## YOUR OBJECTIVE:
Look through the records below and give the number of lines holding the string "values", nothing more.

## DATASET EXCERPTS:
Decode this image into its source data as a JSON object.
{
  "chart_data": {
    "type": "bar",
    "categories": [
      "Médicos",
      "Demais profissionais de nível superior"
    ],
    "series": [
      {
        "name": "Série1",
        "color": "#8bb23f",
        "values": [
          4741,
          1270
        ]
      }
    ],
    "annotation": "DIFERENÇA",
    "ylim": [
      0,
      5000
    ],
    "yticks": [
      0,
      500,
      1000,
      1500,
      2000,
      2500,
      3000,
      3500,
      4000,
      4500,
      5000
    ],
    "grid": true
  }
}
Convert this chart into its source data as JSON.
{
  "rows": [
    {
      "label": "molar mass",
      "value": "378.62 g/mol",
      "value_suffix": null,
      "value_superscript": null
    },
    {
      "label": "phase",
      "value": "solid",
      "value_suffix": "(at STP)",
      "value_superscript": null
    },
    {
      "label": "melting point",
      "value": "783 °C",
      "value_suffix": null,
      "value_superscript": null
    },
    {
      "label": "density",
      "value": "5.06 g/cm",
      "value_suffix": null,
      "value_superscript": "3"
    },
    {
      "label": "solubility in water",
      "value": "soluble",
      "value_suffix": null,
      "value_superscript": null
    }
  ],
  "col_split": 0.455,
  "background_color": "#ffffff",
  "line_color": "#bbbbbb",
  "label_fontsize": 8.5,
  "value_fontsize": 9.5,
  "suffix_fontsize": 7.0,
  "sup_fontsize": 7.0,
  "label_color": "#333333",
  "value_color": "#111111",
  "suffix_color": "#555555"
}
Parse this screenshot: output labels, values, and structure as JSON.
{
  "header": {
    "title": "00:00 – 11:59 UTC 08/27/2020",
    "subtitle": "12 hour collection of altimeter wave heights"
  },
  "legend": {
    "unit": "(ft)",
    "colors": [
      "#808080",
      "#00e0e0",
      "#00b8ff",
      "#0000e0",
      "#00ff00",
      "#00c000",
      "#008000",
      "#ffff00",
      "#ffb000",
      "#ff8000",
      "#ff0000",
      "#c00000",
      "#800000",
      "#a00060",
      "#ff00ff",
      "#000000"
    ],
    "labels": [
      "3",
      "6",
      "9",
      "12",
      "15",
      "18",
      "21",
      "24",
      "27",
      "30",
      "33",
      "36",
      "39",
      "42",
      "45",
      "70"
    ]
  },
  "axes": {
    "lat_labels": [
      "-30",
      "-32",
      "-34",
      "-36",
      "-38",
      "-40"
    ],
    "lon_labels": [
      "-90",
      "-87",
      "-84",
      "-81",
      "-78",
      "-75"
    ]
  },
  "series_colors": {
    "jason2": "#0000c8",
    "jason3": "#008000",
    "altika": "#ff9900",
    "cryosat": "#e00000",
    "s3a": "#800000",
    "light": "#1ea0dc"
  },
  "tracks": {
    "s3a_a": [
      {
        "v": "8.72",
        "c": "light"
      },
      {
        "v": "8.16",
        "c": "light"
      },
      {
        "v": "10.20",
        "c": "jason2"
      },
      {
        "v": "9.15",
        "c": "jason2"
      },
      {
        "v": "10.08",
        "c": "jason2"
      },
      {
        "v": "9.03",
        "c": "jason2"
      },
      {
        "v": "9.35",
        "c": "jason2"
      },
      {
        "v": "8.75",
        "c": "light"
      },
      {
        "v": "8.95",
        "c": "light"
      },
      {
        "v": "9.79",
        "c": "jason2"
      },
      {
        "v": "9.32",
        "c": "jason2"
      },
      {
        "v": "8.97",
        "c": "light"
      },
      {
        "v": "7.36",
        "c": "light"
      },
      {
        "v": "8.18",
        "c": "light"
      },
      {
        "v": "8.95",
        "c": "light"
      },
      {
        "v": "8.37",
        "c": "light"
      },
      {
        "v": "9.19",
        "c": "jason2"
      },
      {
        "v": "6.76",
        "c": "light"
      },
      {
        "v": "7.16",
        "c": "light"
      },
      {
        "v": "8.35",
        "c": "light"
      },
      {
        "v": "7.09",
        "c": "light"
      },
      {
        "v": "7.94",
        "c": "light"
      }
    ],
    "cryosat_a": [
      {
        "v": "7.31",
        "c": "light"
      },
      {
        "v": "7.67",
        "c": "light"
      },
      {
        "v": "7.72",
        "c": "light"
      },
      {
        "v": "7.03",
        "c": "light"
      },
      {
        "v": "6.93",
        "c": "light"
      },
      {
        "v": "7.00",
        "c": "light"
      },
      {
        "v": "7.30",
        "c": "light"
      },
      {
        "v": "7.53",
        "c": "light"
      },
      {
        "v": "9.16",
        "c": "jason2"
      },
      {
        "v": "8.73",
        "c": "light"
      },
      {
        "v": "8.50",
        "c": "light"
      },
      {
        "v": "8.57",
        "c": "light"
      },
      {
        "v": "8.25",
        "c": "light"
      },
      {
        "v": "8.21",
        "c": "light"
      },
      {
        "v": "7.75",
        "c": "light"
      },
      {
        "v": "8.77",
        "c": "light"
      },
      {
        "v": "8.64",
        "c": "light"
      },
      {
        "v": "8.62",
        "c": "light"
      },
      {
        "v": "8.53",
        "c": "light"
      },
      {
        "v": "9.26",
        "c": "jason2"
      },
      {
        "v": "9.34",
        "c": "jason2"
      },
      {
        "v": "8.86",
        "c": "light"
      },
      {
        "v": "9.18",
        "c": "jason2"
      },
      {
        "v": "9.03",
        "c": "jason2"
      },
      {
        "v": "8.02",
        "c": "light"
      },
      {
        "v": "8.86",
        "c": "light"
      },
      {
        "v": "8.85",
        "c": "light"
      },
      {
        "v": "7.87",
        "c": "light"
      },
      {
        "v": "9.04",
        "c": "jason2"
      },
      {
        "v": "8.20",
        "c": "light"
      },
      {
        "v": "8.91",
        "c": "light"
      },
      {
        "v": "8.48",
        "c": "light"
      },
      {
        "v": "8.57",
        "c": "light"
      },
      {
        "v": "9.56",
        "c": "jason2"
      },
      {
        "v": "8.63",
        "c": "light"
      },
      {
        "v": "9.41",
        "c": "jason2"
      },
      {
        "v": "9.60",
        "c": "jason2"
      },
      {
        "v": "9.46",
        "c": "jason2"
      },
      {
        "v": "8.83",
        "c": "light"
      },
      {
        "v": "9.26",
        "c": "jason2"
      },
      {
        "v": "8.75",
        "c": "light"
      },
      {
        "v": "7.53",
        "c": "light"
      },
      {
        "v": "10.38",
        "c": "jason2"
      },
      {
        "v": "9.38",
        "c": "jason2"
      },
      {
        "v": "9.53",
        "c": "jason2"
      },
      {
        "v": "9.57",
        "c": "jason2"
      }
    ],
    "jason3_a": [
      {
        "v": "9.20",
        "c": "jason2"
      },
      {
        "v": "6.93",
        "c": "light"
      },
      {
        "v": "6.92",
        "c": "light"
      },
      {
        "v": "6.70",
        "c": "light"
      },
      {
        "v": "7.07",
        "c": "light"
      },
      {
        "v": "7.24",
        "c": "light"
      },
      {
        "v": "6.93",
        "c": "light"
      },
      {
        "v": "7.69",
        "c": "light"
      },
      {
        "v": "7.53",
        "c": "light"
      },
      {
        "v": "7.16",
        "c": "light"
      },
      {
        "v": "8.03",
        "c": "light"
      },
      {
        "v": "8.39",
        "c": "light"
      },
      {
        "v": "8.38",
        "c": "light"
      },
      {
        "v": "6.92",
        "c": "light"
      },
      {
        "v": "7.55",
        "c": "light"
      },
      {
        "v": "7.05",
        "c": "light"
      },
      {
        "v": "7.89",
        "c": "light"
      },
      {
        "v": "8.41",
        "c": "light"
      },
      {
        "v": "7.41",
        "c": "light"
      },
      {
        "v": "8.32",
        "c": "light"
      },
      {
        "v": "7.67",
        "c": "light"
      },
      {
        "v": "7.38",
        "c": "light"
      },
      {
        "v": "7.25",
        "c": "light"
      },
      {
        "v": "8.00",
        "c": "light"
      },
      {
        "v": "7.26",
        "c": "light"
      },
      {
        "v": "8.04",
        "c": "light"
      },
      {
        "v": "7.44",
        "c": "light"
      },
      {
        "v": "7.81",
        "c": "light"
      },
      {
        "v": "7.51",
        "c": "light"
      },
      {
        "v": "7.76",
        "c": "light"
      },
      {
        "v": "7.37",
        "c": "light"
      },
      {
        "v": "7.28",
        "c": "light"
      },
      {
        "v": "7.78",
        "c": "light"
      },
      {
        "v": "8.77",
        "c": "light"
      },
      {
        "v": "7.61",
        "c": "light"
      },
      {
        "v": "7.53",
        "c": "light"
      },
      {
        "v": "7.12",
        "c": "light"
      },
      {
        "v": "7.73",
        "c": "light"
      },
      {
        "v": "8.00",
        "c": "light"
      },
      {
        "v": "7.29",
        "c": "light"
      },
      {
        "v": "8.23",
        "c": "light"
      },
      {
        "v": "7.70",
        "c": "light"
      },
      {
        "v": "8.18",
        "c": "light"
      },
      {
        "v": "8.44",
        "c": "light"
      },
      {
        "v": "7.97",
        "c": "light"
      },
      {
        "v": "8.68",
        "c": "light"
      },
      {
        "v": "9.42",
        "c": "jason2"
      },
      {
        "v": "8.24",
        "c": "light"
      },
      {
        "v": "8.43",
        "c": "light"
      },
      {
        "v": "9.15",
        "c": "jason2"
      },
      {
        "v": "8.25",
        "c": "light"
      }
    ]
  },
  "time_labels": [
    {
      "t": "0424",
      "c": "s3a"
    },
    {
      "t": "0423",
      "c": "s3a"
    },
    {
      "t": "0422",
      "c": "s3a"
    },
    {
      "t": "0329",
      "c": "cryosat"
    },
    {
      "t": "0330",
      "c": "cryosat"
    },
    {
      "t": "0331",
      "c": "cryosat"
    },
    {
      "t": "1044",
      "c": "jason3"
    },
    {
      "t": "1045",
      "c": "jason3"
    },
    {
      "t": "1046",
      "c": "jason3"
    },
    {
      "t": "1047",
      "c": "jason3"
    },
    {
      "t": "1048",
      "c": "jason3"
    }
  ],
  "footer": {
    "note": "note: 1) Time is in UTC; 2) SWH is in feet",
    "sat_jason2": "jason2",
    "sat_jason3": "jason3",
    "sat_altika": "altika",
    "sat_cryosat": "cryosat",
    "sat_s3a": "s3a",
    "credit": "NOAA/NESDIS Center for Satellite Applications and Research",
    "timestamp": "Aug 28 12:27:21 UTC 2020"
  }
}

## CORRECT RESPONSE:
2